▶ _SOURCE_

-------

After purchasing the structure from a private owner in 2015, the nonprofit Civil War Trust embarked on a mission to return the property—which was built in the early 1830s—and its surrounding four acres, to its appearance on July 1, 1863. The organization held a ribbon-cutting ceremony to mark the project completion on Friday (Oct. 28).

Known as the Mary Thompson House, the home is said to have served as Confederate Gen. Robert E. Lee’s official headquarters during the intense Battle of Gettysburg. However, the home and surrounding land was left out of the Gettysburg National Military Park in the 1890s.

Restoration
Lynn Light Heller / Civil War Trust

The project included demolition of a hotel and other structures built near the Mary Thompson House.

In addition to serving as the nerve center of Lee's army during the battle, some of the heaviest fighting took place around the unassuming structure, according to the Civil War Trust.  

The Civil War Trust relates that the then-occupant, a 70-year-old widow named Mary Thompson, stayed at the house during the raging battle and cared for wounded soldiers from both sides that were brought to the home. The widow reportedly lived in the house until her death in 1873. In the 1890s, a fire destroyed much of the interior of the dwelling. In the years that followed, the structure housed a museum and renovations were made.

Modern developments, including hotels, restaurants and parking lots, were built on the property, altering the landscape for decades.

Project Details

The preservation and restoration of the property relied heavily upon post-war surveys and period photographs of the home and grounds. Dormers added to the home and 10 modern structures that surrounded the property were torn down and removed as part of the transformation. Asbestos remediation was performed prior to demolition.

Historic contours were added to the land, as well as a garden, fencing and a dog house. A historically appropriate cedar shingle roof was also added to the home, though two original beams dating to 1834 remain in place. A new walking trail added to the grounds explains the dramatic events that took place at the headquarters.

-------

▶ _LISTED RECORDS_
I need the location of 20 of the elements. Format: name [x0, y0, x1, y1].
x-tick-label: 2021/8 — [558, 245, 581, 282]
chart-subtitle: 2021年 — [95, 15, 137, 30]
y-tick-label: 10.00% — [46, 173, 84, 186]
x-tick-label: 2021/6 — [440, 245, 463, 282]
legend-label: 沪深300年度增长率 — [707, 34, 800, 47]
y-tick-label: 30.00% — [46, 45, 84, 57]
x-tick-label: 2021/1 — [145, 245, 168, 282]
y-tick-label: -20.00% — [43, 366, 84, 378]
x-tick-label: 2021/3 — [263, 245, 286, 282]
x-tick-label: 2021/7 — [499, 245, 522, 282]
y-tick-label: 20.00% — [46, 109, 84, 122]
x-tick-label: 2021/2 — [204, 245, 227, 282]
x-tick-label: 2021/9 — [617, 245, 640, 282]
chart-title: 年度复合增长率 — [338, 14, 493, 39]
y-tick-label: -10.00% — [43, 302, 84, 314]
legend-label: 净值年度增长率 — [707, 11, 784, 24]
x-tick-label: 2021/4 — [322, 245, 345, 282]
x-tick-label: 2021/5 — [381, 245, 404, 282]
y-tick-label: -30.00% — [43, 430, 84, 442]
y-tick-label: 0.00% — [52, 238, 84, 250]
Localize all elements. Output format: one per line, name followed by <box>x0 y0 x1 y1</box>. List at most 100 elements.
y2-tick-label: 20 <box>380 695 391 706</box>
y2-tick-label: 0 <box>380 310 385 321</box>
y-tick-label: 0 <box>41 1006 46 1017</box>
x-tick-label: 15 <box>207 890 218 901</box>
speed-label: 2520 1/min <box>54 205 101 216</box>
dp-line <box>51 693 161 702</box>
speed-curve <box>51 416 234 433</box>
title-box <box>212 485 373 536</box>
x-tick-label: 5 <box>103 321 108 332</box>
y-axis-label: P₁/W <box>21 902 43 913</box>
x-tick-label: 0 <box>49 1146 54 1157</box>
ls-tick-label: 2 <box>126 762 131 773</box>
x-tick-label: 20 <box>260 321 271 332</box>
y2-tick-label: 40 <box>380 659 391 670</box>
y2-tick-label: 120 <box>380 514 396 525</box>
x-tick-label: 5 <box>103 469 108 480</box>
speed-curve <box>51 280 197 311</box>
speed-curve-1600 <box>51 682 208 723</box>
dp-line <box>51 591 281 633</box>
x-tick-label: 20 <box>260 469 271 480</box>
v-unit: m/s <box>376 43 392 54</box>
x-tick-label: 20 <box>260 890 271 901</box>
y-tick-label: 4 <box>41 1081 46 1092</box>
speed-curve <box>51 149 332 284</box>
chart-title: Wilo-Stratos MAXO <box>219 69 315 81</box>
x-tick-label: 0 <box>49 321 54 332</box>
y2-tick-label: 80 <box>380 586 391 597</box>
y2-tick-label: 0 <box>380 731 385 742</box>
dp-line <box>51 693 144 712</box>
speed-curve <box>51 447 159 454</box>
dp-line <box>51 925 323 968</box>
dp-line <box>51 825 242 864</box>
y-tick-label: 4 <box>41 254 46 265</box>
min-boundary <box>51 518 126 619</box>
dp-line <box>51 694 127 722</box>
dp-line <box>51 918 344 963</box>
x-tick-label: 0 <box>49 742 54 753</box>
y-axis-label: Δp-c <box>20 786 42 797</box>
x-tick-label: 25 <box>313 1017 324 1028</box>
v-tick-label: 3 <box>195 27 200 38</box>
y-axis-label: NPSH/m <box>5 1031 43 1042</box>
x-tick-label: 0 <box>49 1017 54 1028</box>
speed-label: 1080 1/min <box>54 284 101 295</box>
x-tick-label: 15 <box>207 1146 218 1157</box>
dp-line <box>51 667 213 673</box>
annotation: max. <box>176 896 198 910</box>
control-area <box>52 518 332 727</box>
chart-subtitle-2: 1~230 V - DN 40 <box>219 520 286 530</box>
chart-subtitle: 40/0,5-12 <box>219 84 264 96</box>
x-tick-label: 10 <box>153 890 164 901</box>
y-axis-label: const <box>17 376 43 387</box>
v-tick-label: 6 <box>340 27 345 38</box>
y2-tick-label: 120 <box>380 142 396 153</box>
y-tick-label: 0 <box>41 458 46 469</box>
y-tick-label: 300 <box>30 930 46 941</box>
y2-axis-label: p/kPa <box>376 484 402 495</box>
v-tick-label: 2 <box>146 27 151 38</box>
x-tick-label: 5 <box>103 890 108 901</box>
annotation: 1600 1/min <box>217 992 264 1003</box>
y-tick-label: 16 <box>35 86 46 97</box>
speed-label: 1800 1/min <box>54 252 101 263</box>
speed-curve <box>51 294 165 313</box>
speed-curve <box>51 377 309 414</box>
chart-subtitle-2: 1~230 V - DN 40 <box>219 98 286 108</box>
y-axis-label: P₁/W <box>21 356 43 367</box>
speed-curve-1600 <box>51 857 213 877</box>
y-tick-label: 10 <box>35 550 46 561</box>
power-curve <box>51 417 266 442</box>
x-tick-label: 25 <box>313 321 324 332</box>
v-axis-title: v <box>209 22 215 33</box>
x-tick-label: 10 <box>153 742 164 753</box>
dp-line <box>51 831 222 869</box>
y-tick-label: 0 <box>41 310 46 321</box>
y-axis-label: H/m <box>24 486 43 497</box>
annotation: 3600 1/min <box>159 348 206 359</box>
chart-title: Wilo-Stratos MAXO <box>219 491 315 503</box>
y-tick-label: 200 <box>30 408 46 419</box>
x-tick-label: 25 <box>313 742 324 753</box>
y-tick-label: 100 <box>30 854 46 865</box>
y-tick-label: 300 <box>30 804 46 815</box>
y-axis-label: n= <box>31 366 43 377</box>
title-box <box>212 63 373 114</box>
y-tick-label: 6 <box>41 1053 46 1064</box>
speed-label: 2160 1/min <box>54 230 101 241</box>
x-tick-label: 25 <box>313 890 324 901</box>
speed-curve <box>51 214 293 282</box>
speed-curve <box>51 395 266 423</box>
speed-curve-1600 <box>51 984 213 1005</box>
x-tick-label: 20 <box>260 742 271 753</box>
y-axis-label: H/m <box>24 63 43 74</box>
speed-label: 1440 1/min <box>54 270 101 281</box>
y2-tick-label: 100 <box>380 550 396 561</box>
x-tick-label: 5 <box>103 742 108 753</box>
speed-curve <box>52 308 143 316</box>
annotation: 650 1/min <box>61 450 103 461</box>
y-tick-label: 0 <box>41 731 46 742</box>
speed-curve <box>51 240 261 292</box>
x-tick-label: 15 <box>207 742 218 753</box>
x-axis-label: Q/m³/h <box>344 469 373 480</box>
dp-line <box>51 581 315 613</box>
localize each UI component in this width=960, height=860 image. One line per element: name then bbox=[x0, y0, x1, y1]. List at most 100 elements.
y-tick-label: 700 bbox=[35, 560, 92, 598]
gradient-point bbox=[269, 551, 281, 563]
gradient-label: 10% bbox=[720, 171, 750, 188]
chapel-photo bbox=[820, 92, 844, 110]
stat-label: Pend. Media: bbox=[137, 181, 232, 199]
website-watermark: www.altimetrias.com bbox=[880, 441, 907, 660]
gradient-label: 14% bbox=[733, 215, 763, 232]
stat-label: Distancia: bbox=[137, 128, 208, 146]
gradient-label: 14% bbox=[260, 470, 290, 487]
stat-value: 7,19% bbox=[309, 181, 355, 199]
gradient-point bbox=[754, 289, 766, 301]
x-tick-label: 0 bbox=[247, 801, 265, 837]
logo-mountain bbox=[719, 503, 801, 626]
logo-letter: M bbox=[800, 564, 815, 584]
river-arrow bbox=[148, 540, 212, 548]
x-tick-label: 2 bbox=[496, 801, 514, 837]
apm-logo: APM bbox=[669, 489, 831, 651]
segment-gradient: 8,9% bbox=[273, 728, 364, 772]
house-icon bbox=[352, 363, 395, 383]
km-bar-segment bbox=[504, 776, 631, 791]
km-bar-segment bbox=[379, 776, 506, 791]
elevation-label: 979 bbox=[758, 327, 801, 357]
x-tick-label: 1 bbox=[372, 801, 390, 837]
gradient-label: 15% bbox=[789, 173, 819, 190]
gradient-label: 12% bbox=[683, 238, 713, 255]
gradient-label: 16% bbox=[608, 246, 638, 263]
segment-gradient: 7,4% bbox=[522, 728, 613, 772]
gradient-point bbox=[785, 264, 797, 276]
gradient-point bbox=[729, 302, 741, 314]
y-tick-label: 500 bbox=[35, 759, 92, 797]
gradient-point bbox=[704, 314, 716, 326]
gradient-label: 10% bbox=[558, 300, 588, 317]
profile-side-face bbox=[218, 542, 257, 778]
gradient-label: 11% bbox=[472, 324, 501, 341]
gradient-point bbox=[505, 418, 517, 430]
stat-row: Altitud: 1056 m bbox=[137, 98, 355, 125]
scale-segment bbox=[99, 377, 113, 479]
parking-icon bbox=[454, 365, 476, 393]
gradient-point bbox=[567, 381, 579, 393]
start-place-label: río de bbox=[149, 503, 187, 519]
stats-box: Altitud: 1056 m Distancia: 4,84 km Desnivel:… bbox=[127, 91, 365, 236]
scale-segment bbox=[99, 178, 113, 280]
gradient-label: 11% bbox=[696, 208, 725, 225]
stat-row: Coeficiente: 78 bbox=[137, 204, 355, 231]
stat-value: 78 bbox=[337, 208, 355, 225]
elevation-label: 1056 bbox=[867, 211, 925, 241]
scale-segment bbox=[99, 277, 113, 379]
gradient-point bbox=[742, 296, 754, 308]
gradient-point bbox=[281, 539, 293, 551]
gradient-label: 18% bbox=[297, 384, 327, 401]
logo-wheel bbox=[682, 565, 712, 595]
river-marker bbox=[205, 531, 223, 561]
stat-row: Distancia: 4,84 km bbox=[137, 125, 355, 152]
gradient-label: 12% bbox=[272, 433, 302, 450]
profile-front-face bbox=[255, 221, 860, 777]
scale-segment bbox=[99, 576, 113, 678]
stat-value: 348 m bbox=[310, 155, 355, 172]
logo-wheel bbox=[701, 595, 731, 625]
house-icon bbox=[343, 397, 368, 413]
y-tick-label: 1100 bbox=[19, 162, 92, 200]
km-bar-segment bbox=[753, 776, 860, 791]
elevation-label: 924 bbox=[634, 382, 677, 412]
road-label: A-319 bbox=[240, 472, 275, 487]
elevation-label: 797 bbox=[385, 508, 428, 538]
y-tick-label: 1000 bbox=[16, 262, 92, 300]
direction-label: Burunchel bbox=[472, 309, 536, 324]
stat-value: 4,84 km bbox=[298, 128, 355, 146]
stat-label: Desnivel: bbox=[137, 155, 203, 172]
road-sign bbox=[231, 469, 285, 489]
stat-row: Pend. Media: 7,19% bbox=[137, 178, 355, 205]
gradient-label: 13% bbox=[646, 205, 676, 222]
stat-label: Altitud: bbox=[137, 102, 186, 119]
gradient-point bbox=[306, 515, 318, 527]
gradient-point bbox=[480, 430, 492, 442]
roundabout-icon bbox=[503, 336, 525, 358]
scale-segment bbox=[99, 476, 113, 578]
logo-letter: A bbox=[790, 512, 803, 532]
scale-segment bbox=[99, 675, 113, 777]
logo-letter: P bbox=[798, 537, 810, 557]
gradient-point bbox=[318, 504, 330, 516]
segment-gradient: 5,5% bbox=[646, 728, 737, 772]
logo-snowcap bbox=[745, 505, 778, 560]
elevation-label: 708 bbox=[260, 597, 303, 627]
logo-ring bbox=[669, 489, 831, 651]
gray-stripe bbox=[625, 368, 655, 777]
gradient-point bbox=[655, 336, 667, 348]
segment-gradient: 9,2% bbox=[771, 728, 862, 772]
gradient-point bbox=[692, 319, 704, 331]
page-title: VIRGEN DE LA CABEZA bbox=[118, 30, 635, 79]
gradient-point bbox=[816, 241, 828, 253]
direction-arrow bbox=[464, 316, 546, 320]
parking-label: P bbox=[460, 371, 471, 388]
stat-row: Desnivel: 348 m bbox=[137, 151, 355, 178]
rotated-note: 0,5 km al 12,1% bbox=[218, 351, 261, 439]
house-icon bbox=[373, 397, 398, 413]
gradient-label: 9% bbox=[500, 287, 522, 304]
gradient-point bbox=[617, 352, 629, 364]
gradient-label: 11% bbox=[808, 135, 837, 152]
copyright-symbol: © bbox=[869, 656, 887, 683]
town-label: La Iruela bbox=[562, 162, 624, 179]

-------

▶ _GIVEN TASK_
Using the article on the Mary Thompson House, list every item that the paragraph beginning "Historic contours were added to the land" says was added to the land, the home, or the grounds.

▶ _WRITTEN RESPONSE_
- Historic contours
- A garden
- Fencing
- A dog house
- A historically appropriate cedar shingle roof
- A new walking trail